In British guns rifling is always right handed and in WW2 it was mostly constant because the benefits of increasing twist were outweighed by other factors.  By WW2 the rifling was generally the 'polygroove plain section' design.  This had a depth proportional to calibre, with groove and land widths proportional to depth  and radius curves instead of corners at the bottom of the groove.  Rifling causes twisting forces on loose liners when a shell is fired, so combing or feathering and featherguides have to be used to fix the liner in its jacket.


A breech comprises a breech ring screwed to the barrel and a breech block with mechanisms for closing the breech, providing obturation and a means of firing.  The main determinant for these is whether the ordnance is Breech Loading (BL) or Quick Firing (QF).   In BL designs the breech provides obturation and a 'tube' (very small cartridge sometimes called a 'primer') loaded into the lock attached to the outside the breech provides propellant ignition.  In QF obturation is provided by the metal cartridge case and propellant ignition is from a primer fitted into the cartridge case and struck by a firing pin in the breech block.  QF breeches also have 'extractors' to free the cartridge case from the breech after firing.  Figure 4 shows a closed BL breech (ie the block screwed into the ring) with a bag cartridge in the breech chamber.  'Lock' is a longstanding term, as in 'flintlock' and 'matchlock'.

Figure 4 - BL Breech

 BL breech assemply

 BL breeches always used a breech screw as their closing mechanism.  Screw breeches, supported by a carrier, were closed by being swung in on a hinge and twisted to lock them in.   Interrupted threads were used to minimise the amount of screwing, and the British used the Welin non-tapering three stepped thread type that was typically closed by a 30 degree rotation in BL breeches.   This enabled a short breech screw that could be inserted and closed in a single 90 degree upward motion of the breech mechanism lever, or opened in one motion by downward movement of the lever.  The Asbury mechanism, used on most British BL guns from late 1916, converted the vertical movement of the breech lever into the rotating movement of the breech block.

Figure 5 - Welin Screw  - Late Mark 5.5-inch


BL obturation with a screw breech uses a steel 'mushroom-head', with a slightly flexible backing, fitted to the inner face of the breech block, this is pressed back by the pressure of the propellant gases to seal the breech.  However, the breech block and mushroom-head are penetrated by an axial vent as part of the firing mechanism.

• **Data for the task**
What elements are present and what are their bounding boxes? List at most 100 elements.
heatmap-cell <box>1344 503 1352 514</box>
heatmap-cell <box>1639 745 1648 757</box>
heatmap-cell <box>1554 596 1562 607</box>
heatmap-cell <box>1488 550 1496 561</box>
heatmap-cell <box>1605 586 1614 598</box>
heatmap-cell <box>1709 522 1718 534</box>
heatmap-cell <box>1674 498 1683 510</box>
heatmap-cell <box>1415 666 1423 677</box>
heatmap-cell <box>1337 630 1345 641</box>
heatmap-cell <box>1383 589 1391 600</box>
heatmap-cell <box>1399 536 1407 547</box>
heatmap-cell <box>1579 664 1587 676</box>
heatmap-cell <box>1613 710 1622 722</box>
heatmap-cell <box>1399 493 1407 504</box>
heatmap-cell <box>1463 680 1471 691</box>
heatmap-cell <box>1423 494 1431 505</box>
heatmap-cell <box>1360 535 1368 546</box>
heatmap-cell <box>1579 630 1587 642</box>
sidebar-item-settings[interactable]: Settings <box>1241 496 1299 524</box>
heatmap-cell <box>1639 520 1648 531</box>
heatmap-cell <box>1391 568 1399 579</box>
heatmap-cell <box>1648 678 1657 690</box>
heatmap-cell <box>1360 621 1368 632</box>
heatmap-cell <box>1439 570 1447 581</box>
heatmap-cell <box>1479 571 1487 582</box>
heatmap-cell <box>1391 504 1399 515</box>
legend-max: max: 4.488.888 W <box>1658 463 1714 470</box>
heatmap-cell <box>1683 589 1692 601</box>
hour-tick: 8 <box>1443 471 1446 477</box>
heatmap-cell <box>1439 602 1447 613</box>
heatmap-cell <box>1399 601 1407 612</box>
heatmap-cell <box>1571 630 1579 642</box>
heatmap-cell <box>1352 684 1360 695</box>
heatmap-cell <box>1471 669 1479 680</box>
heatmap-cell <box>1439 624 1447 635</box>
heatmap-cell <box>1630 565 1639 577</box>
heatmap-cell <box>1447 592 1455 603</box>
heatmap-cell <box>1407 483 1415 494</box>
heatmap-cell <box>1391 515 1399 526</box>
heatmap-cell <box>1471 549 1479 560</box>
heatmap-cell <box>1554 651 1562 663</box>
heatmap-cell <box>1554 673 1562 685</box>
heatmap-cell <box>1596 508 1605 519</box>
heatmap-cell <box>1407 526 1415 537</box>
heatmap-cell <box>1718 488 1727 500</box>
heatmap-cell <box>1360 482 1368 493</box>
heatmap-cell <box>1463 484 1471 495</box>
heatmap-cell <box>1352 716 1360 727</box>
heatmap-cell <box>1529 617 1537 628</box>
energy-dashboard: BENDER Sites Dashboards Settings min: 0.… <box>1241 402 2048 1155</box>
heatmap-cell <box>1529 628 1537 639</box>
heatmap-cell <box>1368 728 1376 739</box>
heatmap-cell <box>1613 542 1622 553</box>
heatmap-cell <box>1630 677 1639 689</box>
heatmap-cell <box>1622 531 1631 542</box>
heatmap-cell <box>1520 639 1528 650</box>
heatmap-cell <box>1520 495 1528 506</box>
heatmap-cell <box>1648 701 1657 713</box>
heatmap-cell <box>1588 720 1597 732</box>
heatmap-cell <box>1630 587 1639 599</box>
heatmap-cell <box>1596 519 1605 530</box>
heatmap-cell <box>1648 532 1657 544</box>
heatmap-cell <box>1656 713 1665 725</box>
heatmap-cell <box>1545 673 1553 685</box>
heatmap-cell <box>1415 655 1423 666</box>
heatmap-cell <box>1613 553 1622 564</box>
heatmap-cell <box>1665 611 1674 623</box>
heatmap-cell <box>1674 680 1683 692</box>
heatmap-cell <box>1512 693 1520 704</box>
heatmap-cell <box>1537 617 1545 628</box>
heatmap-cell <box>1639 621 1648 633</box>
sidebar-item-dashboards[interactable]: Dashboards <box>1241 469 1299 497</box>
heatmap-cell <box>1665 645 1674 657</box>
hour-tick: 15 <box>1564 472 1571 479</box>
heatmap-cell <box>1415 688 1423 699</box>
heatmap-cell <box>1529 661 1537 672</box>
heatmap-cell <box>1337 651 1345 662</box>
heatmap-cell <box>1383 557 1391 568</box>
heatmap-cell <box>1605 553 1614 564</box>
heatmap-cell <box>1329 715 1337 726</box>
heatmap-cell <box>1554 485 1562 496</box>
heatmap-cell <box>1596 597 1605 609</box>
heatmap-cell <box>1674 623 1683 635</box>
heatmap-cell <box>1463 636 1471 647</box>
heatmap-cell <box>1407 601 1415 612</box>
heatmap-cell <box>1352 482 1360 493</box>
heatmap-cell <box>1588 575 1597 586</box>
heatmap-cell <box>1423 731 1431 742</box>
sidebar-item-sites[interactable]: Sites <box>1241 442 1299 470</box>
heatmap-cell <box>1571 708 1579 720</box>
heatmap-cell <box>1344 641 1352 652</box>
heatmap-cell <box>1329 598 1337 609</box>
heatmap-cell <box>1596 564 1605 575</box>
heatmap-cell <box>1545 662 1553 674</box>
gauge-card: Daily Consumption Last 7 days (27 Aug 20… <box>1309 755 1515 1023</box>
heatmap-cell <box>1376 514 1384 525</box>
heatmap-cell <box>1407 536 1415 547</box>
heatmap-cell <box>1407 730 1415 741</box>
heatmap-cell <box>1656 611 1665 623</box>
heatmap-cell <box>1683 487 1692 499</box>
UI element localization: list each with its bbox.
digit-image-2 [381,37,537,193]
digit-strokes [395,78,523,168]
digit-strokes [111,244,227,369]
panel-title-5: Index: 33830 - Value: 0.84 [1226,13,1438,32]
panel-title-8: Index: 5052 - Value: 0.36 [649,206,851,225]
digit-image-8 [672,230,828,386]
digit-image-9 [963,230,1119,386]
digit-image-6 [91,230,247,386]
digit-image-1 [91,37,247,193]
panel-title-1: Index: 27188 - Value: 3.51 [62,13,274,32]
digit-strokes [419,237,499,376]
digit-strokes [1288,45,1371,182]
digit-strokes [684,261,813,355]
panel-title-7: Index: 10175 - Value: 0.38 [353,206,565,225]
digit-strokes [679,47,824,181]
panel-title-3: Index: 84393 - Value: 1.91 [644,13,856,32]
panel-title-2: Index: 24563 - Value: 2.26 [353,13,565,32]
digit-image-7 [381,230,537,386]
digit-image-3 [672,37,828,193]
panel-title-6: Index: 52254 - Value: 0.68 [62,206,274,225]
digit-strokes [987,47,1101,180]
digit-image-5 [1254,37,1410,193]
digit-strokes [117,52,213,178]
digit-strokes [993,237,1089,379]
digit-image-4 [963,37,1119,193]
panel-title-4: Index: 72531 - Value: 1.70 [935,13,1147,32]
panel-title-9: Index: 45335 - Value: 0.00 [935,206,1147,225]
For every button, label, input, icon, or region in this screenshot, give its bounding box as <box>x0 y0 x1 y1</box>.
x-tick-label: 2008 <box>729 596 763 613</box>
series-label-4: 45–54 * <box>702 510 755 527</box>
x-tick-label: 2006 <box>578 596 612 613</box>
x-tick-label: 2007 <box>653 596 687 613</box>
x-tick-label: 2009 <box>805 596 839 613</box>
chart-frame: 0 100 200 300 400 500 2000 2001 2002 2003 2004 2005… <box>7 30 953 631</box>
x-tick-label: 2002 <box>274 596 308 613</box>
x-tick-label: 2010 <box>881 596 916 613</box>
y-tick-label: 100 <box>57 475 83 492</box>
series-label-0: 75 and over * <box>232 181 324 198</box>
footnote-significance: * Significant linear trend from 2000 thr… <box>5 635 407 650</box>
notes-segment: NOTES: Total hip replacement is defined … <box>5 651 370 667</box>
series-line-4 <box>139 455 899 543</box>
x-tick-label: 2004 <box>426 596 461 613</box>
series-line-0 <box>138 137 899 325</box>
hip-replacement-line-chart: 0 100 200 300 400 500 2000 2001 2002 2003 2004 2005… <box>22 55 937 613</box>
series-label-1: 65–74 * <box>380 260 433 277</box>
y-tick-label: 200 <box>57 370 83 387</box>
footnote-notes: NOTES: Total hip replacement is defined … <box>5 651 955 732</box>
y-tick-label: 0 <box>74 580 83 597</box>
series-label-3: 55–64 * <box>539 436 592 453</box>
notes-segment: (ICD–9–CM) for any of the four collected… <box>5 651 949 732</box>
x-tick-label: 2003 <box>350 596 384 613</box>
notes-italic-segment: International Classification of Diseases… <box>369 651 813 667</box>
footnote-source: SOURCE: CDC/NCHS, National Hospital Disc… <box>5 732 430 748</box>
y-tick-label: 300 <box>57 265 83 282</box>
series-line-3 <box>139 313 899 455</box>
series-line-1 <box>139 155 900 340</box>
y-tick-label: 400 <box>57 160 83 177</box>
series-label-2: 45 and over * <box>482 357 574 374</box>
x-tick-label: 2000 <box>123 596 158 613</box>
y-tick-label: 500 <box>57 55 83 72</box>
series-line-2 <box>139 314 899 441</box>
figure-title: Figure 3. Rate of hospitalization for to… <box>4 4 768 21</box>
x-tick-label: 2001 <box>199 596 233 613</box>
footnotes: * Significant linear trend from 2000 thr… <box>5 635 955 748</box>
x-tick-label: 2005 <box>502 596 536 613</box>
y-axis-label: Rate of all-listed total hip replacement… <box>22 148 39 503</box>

• **Tasks and exercises**
• 1. In the entries, rename "heatmap-cell" to "heat-map-square" in the stretch that runs from the first line of the entries through the line containing "heatmap-cell <box>1360 535 1368 546</box>". Give back only that stretch and keep everything else the same.
• 2. Extend the passage on British gun rifling and breeches, starting after its last sentence.
The entries above have no connection to the passage on British gun rifling and breeches.

• **Answers for the tasks**
• 1.
What elements are present and what are their bounding boxes? List at most 100 elements.
heat-map-square <box>1344 503 1352 514</box>
heat-map-square <box>1639 745 1648 757</box>
heat-map-square <box>1554 596 1562 607</box>
heat-map-square <box>1488 550 1496 561</box>
heat-map-square <box>1605 586 1614 598</box>
heat-map-square <box>1709 522 1718 534</box>
heat-map-square <box>1674 498 1683 510</box>
heat-map-square <box>1415 666 1423 677</box>
heat-map-square <box>1337 630 1345 641</box>
heat-map-square <box>1383 589 1391 600</box>
heat-map-square <box>1399 536 1407 547</box>
heat-map-square <box>1579 664 1587 676</box>
heat-map-square <box>1613 710 1622 722</box>
heat-map-square <box>1399 493 1407 504</box>
heat-map-square <box>1463 680 1471 691</box>
heat-map-square <box>1423 494 1431 505</box>
heat-map-square <box>1360 535 1368 546</box>

• 2.
QF had mostly used screw mechanisms in WW1, the 4.5-in Howitzer being a notable exception, but by WW2 new designs used sliding blocks.  The block could slide either vertically or horizontally, and the breech ring be either 'closed' or 'open'.  The latter meaning that it was three sided, with the gap in the side where the breech block came out.  QF breeches also had 'extractors' to eject the empty cartridge case when the breech was opened.

Breeches alone were insufficient, they had to be some form of firing mechanism and this was fitted to breach.  It housed a percussion firing pin that was spring powered,  a trigger to release it and mechanical safety linkages to prevent the trigger operating until the breech was properly closed.  The firing pin struck the primer in the base of a QF cartridge or the separately loaded tube for a BL ordnance.   By WW2 the trigger action for QF guns was 'fired' by a manually operated firing lever mounted on the cradle with mechanical linkages to the firing mechanism inside the breech block, the firing mechanism was cocked and fired in a single action.  For BL guns a lanyard, attached to the lock, was used.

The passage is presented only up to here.